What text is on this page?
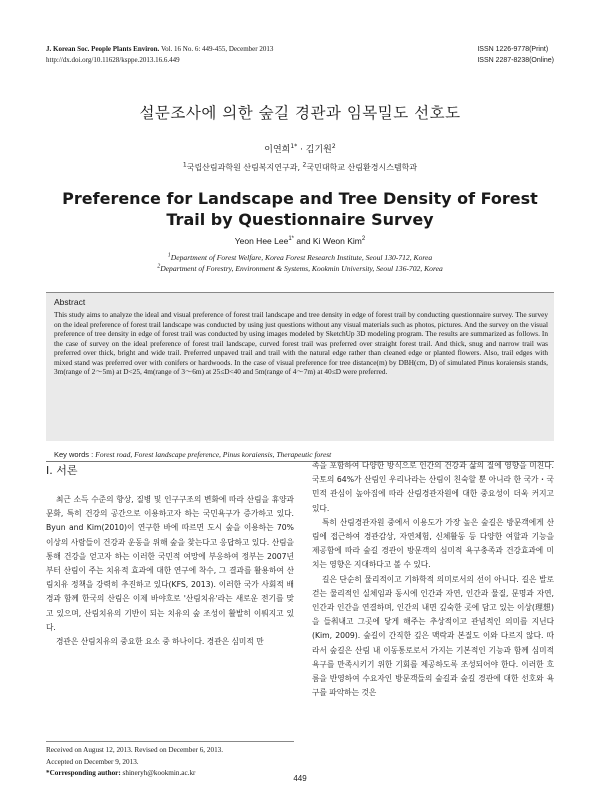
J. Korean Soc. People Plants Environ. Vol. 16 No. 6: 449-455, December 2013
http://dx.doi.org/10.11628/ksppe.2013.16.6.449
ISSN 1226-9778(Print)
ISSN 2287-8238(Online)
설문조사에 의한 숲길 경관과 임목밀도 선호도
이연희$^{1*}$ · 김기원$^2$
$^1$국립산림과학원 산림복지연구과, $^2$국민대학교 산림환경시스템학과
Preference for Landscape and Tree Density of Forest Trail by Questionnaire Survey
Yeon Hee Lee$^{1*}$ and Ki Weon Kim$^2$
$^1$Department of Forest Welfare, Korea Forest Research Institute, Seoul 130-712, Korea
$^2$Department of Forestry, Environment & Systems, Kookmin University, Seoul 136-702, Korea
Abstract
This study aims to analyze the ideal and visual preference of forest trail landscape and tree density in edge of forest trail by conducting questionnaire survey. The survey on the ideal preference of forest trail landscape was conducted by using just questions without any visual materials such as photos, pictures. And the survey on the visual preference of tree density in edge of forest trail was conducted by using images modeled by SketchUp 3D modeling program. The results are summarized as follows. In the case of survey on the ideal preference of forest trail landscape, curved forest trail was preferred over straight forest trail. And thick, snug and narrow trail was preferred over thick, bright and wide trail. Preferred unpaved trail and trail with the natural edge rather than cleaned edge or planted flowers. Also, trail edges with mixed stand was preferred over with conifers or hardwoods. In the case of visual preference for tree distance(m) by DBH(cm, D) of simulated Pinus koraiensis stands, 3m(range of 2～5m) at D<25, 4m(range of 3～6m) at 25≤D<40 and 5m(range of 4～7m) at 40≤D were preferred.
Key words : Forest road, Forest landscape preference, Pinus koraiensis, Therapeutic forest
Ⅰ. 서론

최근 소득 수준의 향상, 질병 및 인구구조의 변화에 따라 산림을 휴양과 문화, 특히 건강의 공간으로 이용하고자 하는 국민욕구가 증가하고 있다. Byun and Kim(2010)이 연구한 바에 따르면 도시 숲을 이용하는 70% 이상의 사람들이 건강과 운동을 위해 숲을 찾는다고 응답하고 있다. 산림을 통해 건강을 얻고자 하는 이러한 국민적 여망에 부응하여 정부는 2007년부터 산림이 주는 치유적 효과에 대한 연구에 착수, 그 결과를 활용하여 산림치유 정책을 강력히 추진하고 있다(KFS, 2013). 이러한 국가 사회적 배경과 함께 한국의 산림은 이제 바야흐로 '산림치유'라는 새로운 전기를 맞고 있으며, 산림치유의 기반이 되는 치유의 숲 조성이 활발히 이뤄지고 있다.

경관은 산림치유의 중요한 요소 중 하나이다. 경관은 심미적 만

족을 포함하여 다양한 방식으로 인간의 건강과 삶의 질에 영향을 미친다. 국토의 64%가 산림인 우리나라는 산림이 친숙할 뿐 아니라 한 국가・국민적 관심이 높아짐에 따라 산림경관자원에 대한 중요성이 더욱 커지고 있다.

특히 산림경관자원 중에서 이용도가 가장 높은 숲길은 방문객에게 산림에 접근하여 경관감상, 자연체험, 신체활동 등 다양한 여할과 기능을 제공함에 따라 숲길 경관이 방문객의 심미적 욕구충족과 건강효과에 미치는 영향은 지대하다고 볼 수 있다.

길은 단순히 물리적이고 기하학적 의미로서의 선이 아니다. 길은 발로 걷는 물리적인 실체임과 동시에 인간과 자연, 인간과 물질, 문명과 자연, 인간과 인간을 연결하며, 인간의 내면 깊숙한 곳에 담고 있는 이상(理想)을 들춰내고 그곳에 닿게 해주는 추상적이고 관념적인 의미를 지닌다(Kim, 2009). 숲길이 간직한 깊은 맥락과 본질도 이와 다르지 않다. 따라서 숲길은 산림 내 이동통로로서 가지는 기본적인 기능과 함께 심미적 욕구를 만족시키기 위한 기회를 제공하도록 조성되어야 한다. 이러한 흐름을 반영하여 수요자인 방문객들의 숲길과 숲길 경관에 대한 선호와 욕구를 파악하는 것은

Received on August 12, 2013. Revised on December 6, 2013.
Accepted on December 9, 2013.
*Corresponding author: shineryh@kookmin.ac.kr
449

-=-=-=-=-

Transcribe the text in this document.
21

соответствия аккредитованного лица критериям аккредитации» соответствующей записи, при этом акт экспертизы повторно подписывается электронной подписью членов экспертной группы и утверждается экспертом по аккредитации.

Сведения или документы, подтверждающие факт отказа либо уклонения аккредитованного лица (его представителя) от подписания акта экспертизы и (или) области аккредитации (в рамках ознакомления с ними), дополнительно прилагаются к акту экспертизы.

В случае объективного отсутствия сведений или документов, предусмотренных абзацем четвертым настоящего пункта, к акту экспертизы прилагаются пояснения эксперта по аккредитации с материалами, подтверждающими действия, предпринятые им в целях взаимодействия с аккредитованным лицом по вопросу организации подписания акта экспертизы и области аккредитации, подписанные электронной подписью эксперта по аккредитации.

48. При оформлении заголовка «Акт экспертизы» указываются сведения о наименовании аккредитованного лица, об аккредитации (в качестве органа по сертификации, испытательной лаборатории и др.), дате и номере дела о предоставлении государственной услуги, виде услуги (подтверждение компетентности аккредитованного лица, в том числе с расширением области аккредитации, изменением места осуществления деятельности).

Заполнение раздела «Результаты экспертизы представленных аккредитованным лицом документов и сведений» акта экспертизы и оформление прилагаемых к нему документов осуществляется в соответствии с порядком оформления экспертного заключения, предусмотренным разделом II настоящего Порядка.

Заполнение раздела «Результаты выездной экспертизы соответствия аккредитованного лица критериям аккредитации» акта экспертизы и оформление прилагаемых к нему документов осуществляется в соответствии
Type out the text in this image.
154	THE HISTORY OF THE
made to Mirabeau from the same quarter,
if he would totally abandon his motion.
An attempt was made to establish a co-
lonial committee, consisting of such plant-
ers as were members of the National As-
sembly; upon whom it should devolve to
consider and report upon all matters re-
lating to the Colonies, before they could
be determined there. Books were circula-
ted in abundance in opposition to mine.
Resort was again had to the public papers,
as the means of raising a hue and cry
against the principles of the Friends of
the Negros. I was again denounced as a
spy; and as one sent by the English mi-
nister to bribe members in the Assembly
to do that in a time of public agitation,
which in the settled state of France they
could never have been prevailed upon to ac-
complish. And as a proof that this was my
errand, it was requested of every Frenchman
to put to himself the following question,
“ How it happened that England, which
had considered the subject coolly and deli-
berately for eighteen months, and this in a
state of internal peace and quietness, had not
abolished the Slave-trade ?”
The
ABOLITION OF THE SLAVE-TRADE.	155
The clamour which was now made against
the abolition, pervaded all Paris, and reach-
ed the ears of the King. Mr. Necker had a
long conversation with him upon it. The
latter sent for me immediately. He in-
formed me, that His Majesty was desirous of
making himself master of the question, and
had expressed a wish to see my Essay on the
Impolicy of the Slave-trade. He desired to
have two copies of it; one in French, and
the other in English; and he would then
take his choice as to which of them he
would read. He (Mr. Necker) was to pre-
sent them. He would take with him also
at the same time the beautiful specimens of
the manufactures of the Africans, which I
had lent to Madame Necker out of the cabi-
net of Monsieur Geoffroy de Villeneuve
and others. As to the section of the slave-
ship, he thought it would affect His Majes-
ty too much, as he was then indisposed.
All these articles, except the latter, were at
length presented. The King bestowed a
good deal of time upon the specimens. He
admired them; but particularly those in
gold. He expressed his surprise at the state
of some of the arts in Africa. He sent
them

-=-=-=-=-

## TASK INSTRUCTIONS
Lines holding the word "made" in the entries above are the ones to pull out. Copy them all.

## PROBLEM SOLUTION
made to Mirabeau from the same quarter,
An attempt was made to establish a co-
The clamour which was now made against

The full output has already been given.